SOURCE PASSAGE:
Thursday, October 31, 2002

Across the Ages Across America

With our turn eastward on I-40 in New Mexico, just south of Santa Fe, our trip underwent an instant metamorphosis from a focus on the sights, people, and experiences of the US to a focused, two-person shuttle with a goal of Memphis by sundown on Friday afternoon. We planned to cover about 900 miles in less than 48 hours with no sightseeing whatsoever.

Or so we thought. Oklahoma City changed that in a dramatic way.

After spending the night in Amarillo, Texas, our next major city was Oklahoma City. We decided that in addition to visiting the Cowboy Hall of Fame and Western Heritage Museum (which were really good, particularly the life size model of the Old West town and the exhibits about Native American and Cowboy lifestyles, art, and clothing), we also wanted to visit the Oklahoma City Bombing Memorial and Museum.

I have to admit that going in, we thought something like "we know this was a big event, but how can it really compare? Besides, we're probably somewhat desensitized to it by now."

Boy, were we wrong and I am glad about that. The museum starts off innocently enough, like the morning of April 19, 1995 with an overview of what was going on that day. The mayor was going to speak at an ecumenical breakfast. The Water Treatment Authority was scheduled to have a meeting and all of the other basics. You hear voices of kids going to school, mothers waking kids up, firefighters doing routine checks.

Then, you walk into a meeting room (the door ominously closes behind you).
On the table rests a microphone and a tape recorder. It is from the Water Authority's meeting of that morning. It began promptly at 9am.  The first two minutes sounds like any meeting. The chairwoman introduces herself, discusses the agenda, and makes a note of the attendance. Then, even though you know it's coming, it still shocks you.

TASK OBJECTIVE: Copy out the whole travel entry above about the Oklahoma City visit, word for word.

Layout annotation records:
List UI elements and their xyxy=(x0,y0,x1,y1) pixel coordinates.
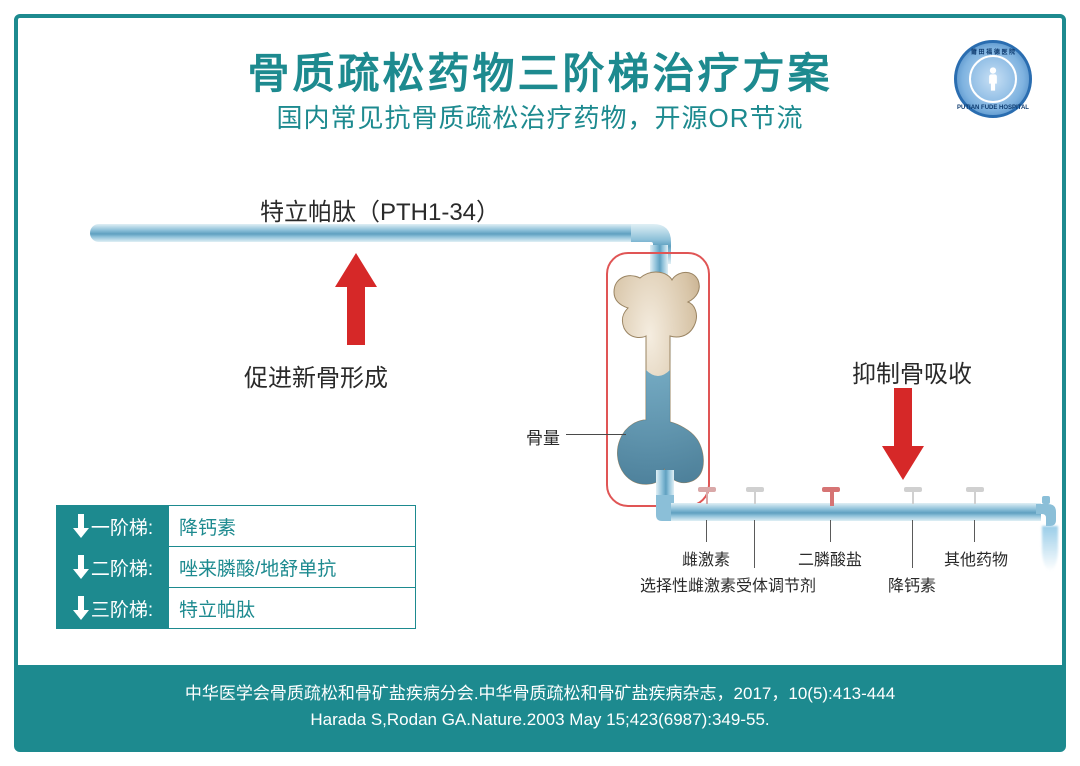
valve-marker xyxy=(830,492,834,506)
valve-label: 雌激素 xyxy=(682,546,730,570)
valve-label: 二膦酸盐 xyxy=(798,546,862,570)
arrow-up-icon xyxy=(335,253,377,345)
step-key-label: 三阶梯: xyxy=(91,595,153,622)
pipe-bottom-horizontal xyxy=(671,503,1041,521)
down-arrow-icon xyxy=(73,596,89,620)
bone-mass-pointer xyxy=(566,434,626,435)
step-key: 二阶梯: xyxy=(57,547,169,587)
valve-label: 选择性雌激素受体调节剂 xyxy=(640,572,816,596)
arrow-down-icon xyxy=(882,388,924,480)
step-val: 特立帕肽 xyxy=(169,588,415,628)
step-row-3: 三阶梯: 特立帕肽 xyxy=(56,587,416,629)
valve-marker xyxy=(706,492,708,504)
step-row-1: 一阶梯: 降钙素 xyxy=(56,505,416,547)
steps-table: 一阶梯: 降钙素 二阶梯: 唑来膦酸/地舒单抗 三阶梯: 特立帕肽 xyxy=(56,506,416,629)
footer-line1: 中华医学会骨质疏松和骨矿盐疾病分会.中华骨质疏松和骨矿盐疾病杂志，2017，10… xyxy=(185,684,895,703)
valve-marker xyxy=(754,492,756,504)
valve-pointer-line xyxy=(974,520,975,542)
footer-line2: Harada S,Rodan GA.Nature.2003 May 15;423… xyxy=(310,710,769,729)
down-arrow-icon xyxy=(73,514,89,538)
valve-marker xyxy=(974,492,976,504)
valve-pointer-line xyxy=(830,520,831,542)
step-key: 一阶梯: xyxy=(57,506,169,546)
faucet-icon xyxy=(1036,496,1056,526)
step-key: 三阶梯: xyxy=(57,588,169,628)
title-sub: 国内常见抗骨质疏松治疗药物，开源OR节流 xyxy=(276,98,803,135)
valve-pointer-line xyxy=(706,520,707,542)
logo-inner-icon xyxy=(969,55,1017,103)
valve-pointer-line xyxy=(754,520,755,568)
valve-pointer-line xyxy=(912,520,913,568)
hospital-logo: 莆 田 福 德 医 院 PUTIAN FUDE HOSPITAL xyxy=(954,40,1032,118)
step-row-2: 二阶梯: 唑来膦酸/地舒单抗 xyxy=(56,546,416,588)
logo-text-bottom: PUTIAN FUDE HOSPITAL xyxy=(957,105,1029,111)
logo-text-top: 莆 田 福 德 医 院 xyxy=(957,47,1029,56)
drug-top-label: 特立帕肽（PTH1-34） xyxy=(260,192,500,227)
citation-footer: 中华医学会骨质疏松和骨矿盐疾病分会.中华骨质疏松和骨矿盐疾病杂志，2017，10… xyxy=(18,665,1062,748)
down-arrow-icon xyxy=(73,555,89,579)
valve-label: 其他药物 xyxy=(944,546,1008,570)
valve-label: 降钙素 xyxy=(888,572,936,596)
step-key-label: 二阶梯: xyxy=(91,554,153,581)
step-val: 唑来膦酸/地舒单抗 xyxy=(169,547,415,587)
promote-label: 促进新骨形成 xyxy=(244,358,388,393)
bone-mass-label: 骨量 xyxy=(526,424,560,449)
title-main: 骨质疏松药物三阶梯治疗方案 xyxy=(247,40,832,101)
step-val: 降钙素 xyxy=(169,506,415,546)
bone-illustration xyxy=(610,270,706,490)
inhibit-label: 抑制骨吸收 xyxy=(852,354,972,389)
water-outflow xyxy=(1042,526,1058,571)
valve-marker xyxy=(912,492,914,504)
step-key-label: 一阶梯: xyxy=(91,513,153,540)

TASK SOLUTION:
Thursday, October 31, 2002

Across the Ages Across America

With our turn eastward on I-40 in New Mexico, just south of Santa Fe, our trip underwent an instant metamorphosis from a focus on the sights, people, and experiences of the US to a focused, two-person shuttle with a goal of Memphis by sundown on Friday afternoon. We planned to cover about 900 miles in less than 48 hours with no sightseeing whatsoever.

Or so we thought. Oklahoma City changed that in a dramatic way.

After spending the night in Amarillo, Texas, our next major city was Oklahoma City. We decided that in addition to visiting the Cowboy Hall of Fame and Western Heritage Museum (which were really good, particularly the life size model of the Old West town and the exhibits about Native American and Cowboy lifestyles, art, and clothing), we also wanted to visit the Oklahoma City Bombing Memorial and Museum.

I have to admit that going in, we thought something like "we know this was a big event, but how can it really compare? Besides, we're probably somewhat desensitized to it by now."

Boy, were we wrong and I am glad about that. The museum starts off innocently enough, like the morning of April 19, 1995 with an overview of what was going on that day. The mayor was going to speak at an ecumenical breakfast. The Water Treatment Authority was scheduled to have a meeting and all of the other basics. You hear voices of kids going to school, mothers waking kids up, firefighters doing routine checks.

Then, you walk into a meeting room (the door ominously closes behind you).
On the table rests a microphone and a tape recorder. It is from the Water Authority's meeting of that morning. It began promptly at 9am.  The first two minutes sounds like any meeting. The chairwoman introduces herself, discusses the agenda, and makes a note of the attendance. Then, even though you know it's coming, it still shocks you.